* [What you should do]: Return the data below verbatim, from its first line through the line containing "143, 94, 152]", with both of those lines included.

--

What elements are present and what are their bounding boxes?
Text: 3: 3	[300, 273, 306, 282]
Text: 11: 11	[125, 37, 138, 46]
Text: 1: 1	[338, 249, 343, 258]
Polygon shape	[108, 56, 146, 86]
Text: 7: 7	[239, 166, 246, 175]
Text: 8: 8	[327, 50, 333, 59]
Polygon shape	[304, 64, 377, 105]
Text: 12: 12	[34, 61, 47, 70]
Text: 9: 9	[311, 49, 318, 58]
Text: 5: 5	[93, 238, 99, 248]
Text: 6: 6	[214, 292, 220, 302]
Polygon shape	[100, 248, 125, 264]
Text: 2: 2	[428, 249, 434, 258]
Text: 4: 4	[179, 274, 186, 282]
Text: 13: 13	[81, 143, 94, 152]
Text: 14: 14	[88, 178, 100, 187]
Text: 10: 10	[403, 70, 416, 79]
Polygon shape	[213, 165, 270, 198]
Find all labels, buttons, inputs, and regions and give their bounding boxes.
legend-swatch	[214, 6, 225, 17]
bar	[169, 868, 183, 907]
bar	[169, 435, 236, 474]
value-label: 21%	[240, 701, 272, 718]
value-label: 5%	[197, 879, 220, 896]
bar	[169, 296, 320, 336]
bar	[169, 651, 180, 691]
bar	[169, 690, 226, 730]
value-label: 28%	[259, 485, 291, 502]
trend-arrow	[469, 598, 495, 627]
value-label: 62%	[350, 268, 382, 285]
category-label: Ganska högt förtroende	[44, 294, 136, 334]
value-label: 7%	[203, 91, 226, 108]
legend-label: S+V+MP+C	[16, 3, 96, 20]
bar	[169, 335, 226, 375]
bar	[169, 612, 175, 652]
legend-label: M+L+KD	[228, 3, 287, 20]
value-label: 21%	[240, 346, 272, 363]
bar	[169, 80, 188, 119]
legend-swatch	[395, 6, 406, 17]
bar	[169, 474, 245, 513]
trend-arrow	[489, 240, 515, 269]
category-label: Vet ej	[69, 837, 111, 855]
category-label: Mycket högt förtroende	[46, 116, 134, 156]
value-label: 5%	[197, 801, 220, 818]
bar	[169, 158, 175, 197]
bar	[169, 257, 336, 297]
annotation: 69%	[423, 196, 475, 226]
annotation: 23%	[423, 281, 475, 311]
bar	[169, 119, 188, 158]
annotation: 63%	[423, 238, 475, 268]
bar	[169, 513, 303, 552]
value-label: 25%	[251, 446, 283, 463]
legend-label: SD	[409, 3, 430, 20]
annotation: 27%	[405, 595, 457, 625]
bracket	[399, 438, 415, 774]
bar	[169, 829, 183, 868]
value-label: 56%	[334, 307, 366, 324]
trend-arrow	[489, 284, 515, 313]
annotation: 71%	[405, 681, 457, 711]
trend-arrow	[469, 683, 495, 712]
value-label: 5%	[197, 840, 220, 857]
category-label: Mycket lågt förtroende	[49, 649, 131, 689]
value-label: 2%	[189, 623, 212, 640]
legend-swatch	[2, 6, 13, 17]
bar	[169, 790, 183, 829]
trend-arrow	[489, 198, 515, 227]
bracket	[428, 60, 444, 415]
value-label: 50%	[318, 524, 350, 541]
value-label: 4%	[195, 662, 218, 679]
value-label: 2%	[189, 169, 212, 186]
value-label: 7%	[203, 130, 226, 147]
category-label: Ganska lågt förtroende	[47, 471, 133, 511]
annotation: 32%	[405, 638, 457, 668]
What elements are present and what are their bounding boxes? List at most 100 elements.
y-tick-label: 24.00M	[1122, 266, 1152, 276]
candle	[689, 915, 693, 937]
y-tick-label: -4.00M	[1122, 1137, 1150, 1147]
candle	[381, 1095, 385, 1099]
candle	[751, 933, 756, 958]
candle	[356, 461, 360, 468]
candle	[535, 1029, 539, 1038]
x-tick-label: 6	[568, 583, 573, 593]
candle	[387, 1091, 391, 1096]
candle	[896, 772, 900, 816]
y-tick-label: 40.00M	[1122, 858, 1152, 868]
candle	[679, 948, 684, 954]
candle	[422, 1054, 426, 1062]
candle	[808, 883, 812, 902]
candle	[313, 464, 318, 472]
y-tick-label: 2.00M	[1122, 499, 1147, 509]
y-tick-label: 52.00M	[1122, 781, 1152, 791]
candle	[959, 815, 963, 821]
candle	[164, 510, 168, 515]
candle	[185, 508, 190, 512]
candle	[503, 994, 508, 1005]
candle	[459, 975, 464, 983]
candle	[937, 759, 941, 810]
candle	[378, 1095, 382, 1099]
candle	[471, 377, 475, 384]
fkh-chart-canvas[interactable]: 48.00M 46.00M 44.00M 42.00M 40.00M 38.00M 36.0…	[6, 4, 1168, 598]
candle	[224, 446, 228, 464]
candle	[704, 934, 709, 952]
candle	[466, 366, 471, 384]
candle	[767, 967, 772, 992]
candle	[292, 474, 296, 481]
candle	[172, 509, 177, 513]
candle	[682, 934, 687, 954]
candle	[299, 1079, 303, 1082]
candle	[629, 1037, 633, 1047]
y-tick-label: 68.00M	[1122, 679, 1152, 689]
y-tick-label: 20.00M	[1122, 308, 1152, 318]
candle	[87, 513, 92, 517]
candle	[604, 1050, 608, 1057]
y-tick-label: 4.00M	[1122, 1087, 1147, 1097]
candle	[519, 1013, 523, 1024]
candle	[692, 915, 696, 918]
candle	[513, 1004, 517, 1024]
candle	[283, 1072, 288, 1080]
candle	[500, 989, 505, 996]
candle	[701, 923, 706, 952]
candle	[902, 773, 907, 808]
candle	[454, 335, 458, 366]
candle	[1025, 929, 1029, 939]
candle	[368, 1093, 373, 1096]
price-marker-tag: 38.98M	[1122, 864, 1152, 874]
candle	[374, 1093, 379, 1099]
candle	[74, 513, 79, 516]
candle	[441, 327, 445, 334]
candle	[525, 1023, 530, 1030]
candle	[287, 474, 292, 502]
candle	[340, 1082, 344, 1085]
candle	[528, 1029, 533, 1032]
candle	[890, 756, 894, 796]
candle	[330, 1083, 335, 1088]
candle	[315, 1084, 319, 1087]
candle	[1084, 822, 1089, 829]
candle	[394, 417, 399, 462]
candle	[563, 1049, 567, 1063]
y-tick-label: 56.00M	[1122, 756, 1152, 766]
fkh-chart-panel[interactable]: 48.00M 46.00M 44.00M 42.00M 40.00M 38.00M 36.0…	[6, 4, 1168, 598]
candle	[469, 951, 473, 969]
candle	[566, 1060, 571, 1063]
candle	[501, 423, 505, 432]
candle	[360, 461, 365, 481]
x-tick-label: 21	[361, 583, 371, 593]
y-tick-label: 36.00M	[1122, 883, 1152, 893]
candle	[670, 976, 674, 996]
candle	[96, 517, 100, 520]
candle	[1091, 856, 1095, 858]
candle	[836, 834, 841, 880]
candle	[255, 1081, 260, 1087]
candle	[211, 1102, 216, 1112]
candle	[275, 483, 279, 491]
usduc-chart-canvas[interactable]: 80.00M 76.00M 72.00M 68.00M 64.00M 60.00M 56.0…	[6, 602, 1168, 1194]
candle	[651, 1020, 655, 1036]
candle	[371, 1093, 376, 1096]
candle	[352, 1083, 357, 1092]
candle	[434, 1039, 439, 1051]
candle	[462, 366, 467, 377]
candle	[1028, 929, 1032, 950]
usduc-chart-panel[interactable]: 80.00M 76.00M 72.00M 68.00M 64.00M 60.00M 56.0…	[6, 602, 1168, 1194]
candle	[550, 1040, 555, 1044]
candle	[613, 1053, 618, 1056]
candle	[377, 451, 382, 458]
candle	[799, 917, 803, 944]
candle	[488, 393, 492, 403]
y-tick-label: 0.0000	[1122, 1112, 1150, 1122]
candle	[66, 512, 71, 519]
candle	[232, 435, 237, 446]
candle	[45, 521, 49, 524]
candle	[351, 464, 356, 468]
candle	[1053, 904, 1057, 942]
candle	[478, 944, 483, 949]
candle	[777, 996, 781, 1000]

--

* [Complete answer]:
What elements are present and what are their bounding boxes?
Text: 3: 3	[300, 273, 306, 282]
Text: 11: 11	[125, 37, 138, 46]
Text: 1: 1	[338, 249, 343, 258]
Polygon shape	[108, 56, 146, 86]
Text: 7: 7	[239, 166, 246, 175]
Text: 8: 8	[327, 50, 333, 59]
Polygon shape	[304, 64, 377, 105]
Text: 12: 12	[34, 61, 47, 70]
Text: 9: 9	[311, 49, 318, 58]
Text: 5: 5	[93, 238, 99, 248]
Text: 6: 6	[214, 292, 220, 302]
Polygon shape	[100, 248, 125, 264]
Text: 2: 2	[428, 249, 434, 258]
Text: 4: 4	[179, 274, 186, 282]
Text: 13: 13	[81, 143, 94, 152]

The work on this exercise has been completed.